From the entries below, gather each line containing the word "hình".

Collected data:
□ □ □ □ □ □ □

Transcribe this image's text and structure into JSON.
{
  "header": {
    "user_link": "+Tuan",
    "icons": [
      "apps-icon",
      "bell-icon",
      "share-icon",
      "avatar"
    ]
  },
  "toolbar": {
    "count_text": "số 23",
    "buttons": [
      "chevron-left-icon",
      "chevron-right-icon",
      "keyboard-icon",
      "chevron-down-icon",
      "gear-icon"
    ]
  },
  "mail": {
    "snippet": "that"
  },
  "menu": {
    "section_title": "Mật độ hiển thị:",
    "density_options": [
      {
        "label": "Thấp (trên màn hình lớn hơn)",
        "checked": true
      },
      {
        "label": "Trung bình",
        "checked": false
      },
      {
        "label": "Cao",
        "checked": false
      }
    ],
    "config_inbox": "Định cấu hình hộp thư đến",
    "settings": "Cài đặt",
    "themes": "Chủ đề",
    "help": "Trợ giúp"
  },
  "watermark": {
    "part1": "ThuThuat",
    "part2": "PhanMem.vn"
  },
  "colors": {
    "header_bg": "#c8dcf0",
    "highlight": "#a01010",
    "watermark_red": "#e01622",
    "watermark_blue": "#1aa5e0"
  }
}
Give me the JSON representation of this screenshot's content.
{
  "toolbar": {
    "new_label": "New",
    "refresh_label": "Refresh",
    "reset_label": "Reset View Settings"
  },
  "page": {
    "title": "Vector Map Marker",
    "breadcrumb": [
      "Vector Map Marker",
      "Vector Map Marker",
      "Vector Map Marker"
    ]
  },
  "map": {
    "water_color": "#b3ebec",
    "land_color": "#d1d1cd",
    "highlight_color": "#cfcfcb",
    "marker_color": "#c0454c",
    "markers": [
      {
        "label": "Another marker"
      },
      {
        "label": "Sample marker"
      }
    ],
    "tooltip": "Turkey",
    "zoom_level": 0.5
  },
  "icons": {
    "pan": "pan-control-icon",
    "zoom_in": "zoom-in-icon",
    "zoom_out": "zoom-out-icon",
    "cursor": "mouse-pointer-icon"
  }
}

□ □ □ □ □ □ □

Output ▸
        "label": "Thấp (trên màn hình lớn hơn)",
    "config_inbox": "Định cấu hình hộp thư đến",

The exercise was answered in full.